- Problem details
Take all the material and copy it exactly.

- Records supplied

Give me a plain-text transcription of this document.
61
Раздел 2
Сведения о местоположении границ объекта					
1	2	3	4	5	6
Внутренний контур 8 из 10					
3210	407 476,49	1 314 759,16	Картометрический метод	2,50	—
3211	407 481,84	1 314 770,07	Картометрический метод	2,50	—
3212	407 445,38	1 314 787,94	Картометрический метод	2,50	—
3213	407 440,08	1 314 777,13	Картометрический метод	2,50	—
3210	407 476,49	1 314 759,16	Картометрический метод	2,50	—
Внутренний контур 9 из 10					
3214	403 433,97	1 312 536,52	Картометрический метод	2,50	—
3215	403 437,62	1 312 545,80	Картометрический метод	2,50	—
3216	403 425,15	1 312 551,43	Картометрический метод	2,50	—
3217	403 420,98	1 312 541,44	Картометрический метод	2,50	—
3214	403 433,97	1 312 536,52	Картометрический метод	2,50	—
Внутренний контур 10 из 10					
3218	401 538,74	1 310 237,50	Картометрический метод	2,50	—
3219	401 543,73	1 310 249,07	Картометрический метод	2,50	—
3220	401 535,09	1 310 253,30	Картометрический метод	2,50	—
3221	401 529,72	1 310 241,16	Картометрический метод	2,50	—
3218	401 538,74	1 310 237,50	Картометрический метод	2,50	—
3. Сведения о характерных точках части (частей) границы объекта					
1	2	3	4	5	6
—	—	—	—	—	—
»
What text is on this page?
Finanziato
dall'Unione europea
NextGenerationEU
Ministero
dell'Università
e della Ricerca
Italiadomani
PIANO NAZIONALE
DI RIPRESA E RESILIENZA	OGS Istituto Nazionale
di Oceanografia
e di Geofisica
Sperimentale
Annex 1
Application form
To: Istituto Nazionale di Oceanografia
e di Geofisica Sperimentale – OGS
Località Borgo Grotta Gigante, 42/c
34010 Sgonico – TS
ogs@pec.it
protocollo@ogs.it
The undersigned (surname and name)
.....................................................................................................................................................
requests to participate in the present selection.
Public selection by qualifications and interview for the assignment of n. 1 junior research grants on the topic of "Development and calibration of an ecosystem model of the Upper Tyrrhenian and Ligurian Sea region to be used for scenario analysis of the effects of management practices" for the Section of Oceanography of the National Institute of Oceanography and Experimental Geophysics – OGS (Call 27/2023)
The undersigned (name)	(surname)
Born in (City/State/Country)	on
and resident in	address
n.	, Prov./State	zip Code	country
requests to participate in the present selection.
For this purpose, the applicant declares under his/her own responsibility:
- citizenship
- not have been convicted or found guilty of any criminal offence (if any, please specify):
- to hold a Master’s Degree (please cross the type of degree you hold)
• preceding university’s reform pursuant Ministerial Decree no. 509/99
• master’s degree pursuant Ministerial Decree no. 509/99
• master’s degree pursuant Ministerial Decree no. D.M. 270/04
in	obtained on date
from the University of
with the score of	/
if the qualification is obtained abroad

- Answer
Give me a plain-text transcription of this document.
61
Раздел 2
Сведения о местоположении границ объекта					
1	2	3	4	5	6
Внутренний контур 8 из 10					
3210	407 476,49	1 314 759,16	Картометрический метод	2,50	—
3211	407 481,84	1 314 770,07	Картометрический метод	2,50	—
3212	407 445,38	1 314 787,94	Картометрический метод	2,50	—
3213	407 440,08	1 314 777,13	Картометрический метод	2,50	—
3210	407 476,49	1 314 759,16	Картометрический метод	2,50	—
Внутренний контур 9 из 10					
3214	403 433,97	1 312 536,52	Картометрический метод	2,50	—
3215	403 437,62	1 312 545,80	Картометрический метод	2,50	—
3216	403 425,15	1 312 551,43	Картометрический метод	2,50	—
3217	403 420,98	1 312 541,44	Картометрический метод	2,50	—
3214	403 433,97	1 312 536,52	Картометрический метод	2,50	—
Внутренний контур 10 из 10					
3218	401 538,74	1 310 237,50	Картометрический метод	2,50	—
3219	401 543,73	1 310 249,07	Картометрический метод	2,50	—
3220	401 535,09	1 310 253,30	Картометрический метод	2,50	—
3221	401 529,72	1 310 241,16	Картометрический метод	2,50	—
3218	401 538,74	1 310 237,50	Картометрический метод	2,50	—
3. Сведения о характерных точках части (частей) границы объекта					
1	2	3	4	5	6
—	—	—	—	—	—
»
What text is on this page?
Finanziato
dall'Unione europea
NextGenerationEU
Ministero
dell'Università
e della Ricerca
Italiadomani
PIANO NAZIONALE
DI RIPRESA E RESILIENZA	OGS Istituto Nazionale
di Oceanografia
e di Geofisica
Sperimentale
Annex 1
Application form
To: Istituto Nazionale di Oceanografia
e di Geofisica Sperimentale – OGS
Località Borgo Grotta Gigante, 42/c
34010 Sgonico – TS
ogs@pec.it
protocollo@ogs.it
The undersigned (surname and name)
.....................................................................................................................................................
requests to participate in the present selection.
Public selection by qualifications and interview for the assignment of n. 1 junior research grants on the topic of "Development and calibration of an ecosystem model of the Upper Tyrrhenian and Ligurian Sea region to be used for scenario analysis of the effects of management practices" for the Section of Oceanography of the National Institute of Oceanography and Experimental Geophysics – OGS (Call 27/2023)
The undersigned (name)	(surname)
Born in (City/State/Country)	on
and resident in	address
n.	, Prov./State	zip Code	country
requests to participate in the present selection.
For this purpose, the applicant declares under his/her own responsibility:
- citizenship
- not have been convicted or found guilty of any criminal offence (if any, please specify):
- to hold a Master’s Degree (please cross the type of degree you hold)
• preceding university’s reform pursuant Ministerial Decree no. 509/99
• master’s degree pursuant Ministerial Decree no. 509/99
• master’s degree pursuant Ministerial Decree no. D.M. 270/04
in	obtained on date
from the University of
with the score of	/
if the qualification is obtained abroad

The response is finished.